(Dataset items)
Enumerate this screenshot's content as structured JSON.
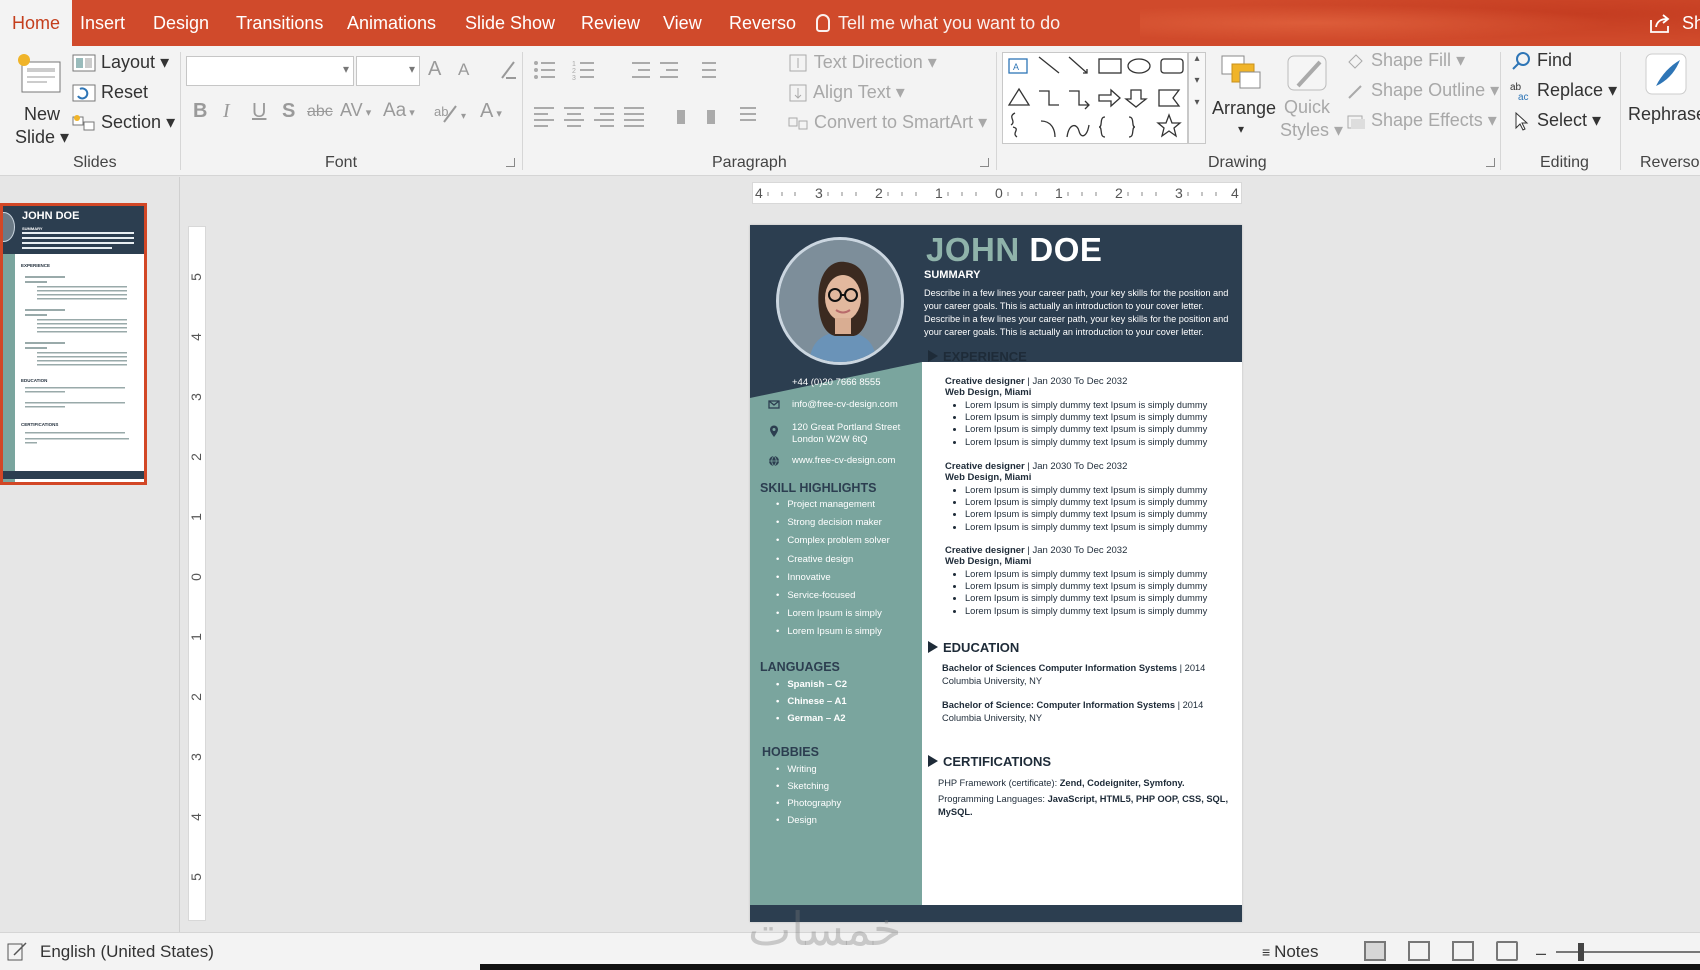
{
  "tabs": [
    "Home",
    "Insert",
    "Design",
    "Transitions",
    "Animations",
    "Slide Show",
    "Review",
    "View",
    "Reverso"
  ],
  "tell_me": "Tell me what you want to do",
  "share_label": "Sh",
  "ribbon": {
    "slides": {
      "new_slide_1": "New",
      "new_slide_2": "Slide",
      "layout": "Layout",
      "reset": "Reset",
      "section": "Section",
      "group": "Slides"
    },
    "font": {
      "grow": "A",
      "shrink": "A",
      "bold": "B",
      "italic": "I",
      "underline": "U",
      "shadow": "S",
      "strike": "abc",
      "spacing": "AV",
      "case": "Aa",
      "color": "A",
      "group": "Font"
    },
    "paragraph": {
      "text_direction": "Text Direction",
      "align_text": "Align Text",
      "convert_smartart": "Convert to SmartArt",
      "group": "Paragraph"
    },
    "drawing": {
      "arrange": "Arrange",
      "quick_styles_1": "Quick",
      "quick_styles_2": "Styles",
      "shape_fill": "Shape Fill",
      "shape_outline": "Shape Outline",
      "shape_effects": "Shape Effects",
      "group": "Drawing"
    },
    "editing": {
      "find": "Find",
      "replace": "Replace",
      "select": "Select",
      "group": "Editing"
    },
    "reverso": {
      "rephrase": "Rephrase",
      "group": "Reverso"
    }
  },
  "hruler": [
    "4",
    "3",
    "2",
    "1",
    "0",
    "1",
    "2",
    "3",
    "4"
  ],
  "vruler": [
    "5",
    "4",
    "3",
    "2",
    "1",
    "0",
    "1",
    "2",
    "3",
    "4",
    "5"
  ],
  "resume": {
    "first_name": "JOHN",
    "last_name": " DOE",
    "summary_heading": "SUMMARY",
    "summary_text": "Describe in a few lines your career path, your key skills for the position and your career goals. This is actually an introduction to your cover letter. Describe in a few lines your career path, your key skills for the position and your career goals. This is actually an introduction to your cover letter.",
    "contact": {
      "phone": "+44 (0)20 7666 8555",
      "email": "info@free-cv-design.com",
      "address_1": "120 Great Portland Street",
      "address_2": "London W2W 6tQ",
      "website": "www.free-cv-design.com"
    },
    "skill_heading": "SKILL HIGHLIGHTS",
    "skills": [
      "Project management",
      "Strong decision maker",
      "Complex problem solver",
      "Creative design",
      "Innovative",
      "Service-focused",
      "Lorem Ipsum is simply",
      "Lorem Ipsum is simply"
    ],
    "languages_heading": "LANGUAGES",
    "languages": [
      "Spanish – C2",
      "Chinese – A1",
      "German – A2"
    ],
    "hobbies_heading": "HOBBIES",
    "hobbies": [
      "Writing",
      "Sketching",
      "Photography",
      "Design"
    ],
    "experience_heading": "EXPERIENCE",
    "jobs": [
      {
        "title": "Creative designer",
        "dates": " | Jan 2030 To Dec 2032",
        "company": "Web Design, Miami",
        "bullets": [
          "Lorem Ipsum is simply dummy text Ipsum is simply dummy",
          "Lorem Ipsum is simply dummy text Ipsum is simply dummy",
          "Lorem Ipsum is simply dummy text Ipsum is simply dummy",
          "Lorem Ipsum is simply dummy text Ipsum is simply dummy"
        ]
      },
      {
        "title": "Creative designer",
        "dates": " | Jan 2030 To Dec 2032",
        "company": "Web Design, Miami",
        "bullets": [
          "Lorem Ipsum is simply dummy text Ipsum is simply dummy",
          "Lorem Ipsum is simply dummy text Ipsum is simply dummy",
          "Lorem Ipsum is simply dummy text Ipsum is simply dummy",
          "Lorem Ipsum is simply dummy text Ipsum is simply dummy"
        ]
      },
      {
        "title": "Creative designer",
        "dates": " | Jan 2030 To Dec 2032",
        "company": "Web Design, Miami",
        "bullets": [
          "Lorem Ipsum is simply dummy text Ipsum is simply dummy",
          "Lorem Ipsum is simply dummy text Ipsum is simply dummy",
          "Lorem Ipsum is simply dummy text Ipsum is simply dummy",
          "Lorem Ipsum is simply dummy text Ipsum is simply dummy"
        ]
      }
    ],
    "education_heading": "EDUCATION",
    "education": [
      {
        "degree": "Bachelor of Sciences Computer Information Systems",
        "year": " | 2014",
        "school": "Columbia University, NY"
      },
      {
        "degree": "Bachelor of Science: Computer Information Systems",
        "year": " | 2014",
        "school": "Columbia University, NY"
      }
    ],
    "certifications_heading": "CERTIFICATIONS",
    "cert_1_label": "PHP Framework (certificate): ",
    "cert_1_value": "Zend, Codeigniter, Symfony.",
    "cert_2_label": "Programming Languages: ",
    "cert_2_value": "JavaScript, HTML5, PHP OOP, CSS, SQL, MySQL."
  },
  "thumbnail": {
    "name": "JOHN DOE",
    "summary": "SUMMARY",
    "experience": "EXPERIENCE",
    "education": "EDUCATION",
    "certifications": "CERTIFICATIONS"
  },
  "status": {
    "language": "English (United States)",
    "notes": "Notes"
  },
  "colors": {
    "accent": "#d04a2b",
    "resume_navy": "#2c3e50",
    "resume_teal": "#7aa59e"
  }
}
* * *
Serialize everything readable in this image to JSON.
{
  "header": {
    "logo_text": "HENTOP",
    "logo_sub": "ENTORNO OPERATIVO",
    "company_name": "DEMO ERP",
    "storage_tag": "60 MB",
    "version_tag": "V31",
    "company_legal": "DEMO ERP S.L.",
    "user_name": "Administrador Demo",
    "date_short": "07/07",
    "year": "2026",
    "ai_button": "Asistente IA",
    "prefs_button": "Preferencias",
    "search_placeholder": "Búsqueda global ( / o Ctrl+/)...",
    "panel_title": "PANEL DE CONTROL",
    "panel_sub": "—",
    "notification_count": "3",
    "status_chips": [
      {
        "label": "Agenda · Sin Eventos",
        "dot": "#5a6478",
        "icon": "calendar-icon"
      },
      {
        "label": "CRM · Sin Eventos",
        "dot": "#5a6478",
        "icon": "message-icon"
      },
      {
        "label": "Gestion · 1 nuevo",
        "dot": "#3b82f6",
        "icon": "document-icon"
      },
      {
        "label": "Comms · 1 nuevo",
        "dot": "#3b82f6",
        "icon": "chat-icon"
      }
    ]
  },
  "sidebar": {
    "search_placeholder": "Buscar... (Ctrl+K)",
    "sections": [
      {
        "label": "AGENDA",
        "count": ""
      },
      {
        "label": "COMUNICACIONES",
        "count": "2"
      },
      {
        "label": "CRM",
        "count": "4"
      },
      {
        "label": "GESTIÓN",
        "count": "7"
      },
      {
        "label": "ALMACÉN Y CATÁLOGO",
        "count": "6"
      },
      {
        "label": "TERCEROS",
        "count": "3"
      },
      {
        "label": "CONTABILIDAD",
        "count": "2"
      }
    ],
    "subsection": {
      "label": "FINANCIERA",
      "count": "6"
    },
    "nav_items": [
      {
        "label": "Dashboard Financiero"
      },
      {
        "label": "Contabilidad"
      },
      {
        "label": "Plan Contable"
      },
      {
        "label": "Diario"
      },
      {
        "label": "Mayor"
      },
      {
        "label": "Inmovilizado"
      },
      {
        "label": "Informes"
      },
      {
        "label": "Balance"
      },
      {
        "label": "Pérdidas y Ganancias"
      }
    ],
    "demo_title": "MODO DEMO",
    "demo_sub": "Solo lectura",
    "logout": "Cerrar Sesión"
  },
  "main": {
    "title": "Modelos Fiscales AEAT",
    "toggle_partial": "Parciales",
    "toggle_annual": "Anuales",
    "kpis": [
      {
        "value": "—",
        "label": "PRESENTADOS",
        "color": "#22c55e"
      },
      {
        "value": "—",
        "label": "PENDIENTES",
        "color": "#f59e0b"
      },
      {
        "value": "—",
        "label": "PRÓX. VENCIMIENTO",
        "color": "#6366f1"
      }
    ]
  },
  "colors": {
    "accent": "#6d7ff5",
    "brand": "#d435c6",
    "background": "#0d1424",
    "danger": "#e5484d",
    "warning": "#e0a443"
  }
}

Aim of the task: Using the listing above, pull out all lines that hold the word "free".

Complete response:
      "email": "info@free-cv-design.com",
      "website": "www.free-cv-design.com"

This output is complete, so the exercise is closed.